* [Information supplied]
** START **
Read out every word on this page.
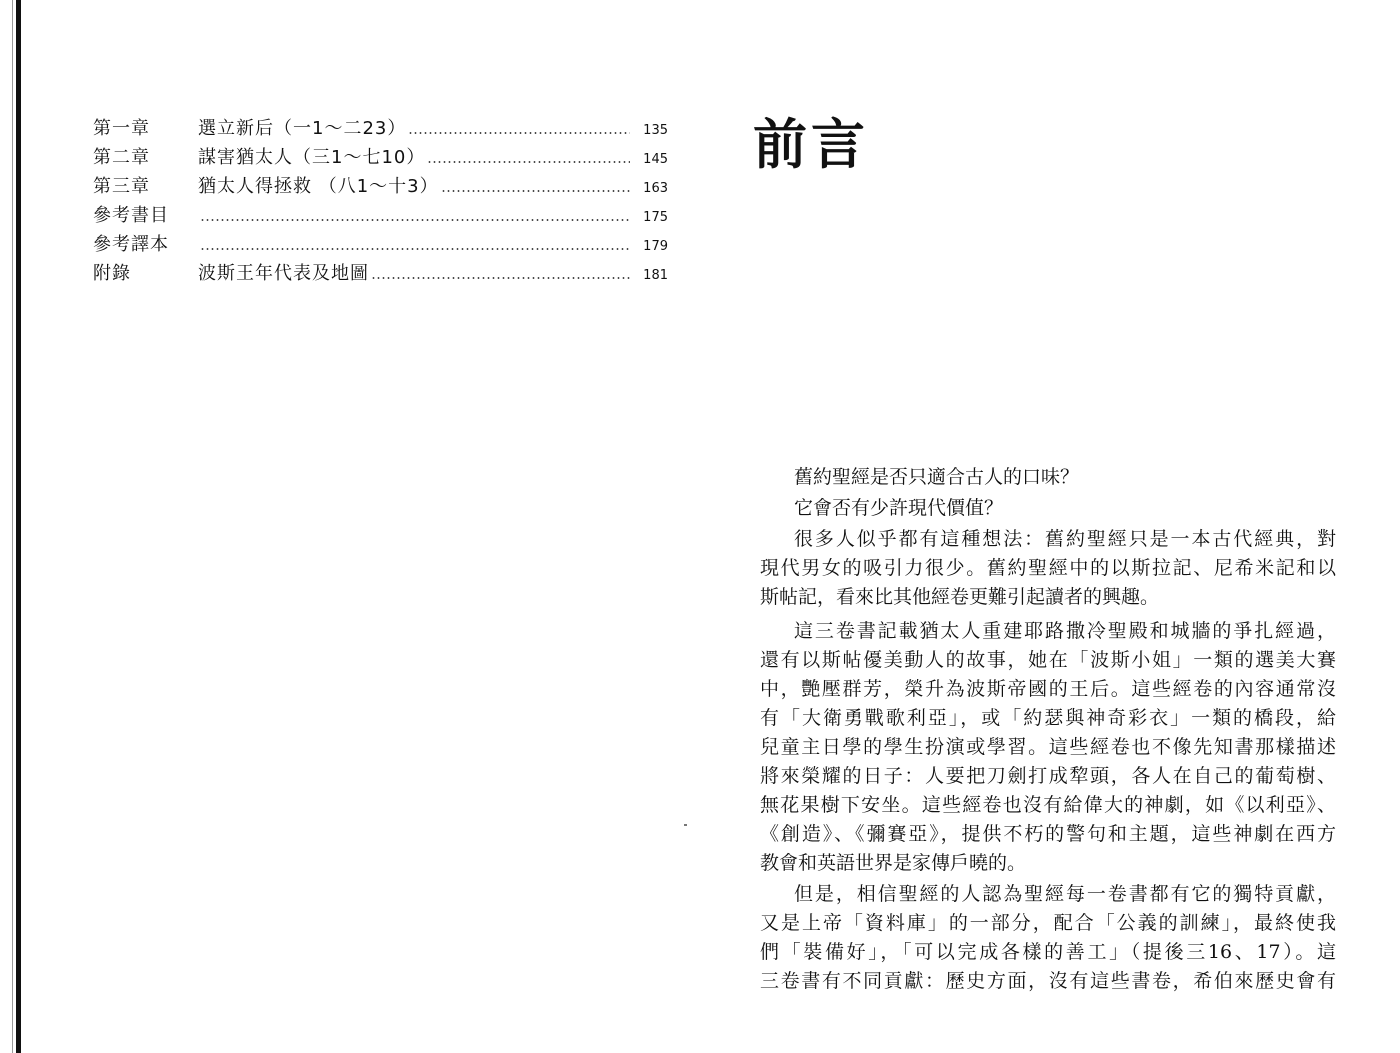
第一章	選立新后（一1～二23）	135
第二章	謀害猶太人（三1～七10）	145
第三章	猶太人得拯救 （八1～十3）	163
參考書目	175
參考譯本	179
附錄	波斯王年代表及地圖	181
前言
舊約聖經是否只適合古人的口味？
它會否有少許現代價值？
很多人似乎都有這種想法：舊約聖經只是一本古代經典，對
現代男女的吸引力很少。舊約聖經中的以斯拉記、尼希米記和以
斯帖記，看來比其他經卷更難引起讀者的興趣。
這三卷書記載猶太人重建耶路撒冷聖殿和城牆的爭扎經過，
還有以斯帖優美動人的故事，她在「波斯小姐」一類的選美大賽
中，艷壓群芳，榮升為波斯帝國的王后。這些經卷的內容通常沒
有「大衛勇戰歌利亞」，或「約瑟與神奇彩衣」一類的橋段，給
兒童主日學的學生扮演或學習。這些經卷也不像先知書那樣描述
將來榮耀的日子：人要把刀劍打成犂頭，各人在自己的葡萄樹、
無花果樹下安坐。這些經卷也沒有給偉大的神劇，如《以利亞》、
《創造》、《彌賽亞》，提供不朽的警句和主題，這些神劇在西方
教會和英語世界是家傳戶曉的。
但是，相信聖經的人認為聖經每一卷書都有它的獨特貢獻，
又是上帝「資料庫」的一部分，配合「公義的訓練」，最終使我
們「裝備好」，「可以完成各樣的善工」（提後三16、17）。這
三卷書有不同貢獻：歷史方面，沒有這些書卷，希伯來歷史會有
** END **
** START **
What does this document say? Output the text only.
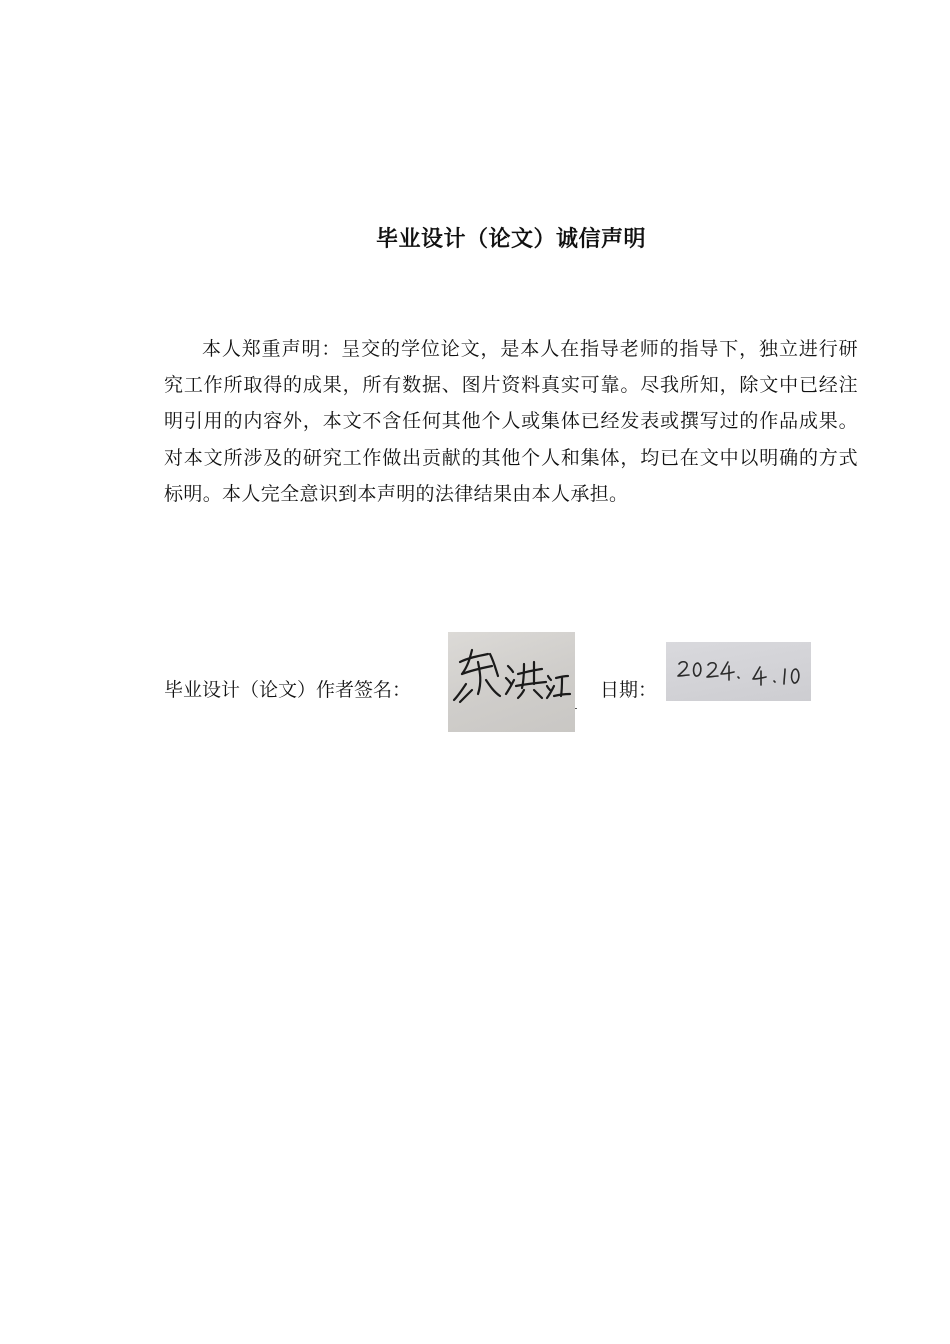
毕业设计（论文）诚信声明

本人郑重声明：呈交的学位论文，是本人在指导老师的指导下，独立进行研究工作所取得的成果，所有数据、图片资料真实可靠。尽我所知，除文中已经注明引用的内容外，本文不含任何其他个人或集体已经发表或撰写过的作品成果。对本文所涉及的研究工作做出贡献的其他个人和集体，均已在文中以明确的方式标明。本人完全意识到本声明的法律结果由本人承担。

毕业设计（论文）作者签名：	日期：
** END **
Report the number of lines above that contain the word "this", and only that number.

2